Every record below should be written out exactly; pictures stay out.

Recorded data
┏━━
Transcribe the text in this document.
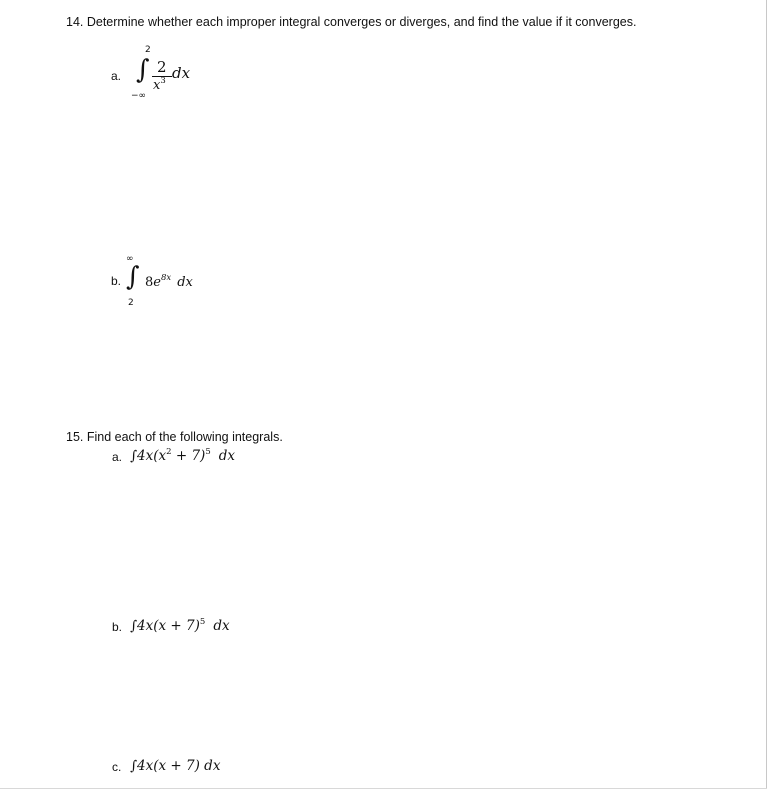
14. Determine whether each improper integral converges or diverges, and find the value if it converges.
a.
2
∫
−∞
2
$x^3$ dx
b.
∞
∫
2
$8e^{8x}$ dx
15. Find each of the following integrals.
a. $\int 4x(x^2 + 7)^5$ dx
b. $\int 4x(x + 7)^5$ dx
c. ∫4x(x + 7) dx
┗━━
EXERCISE ANSWER:
Transcribe the text in this document.
14. Determine whether each improper integral converges or diverges, and find the value if it converges.
a.
2
∫
−∞
2
$x^3$ dx
b.
∞
∫
2
$8e^{8x}$ dx
15. Find each of the following integrals.
a. $\int 4x(x^2 + 7)^5$ dx
b. $\int 4x(x + 7)^5$ dx
c. ∫4x(x + 7) dx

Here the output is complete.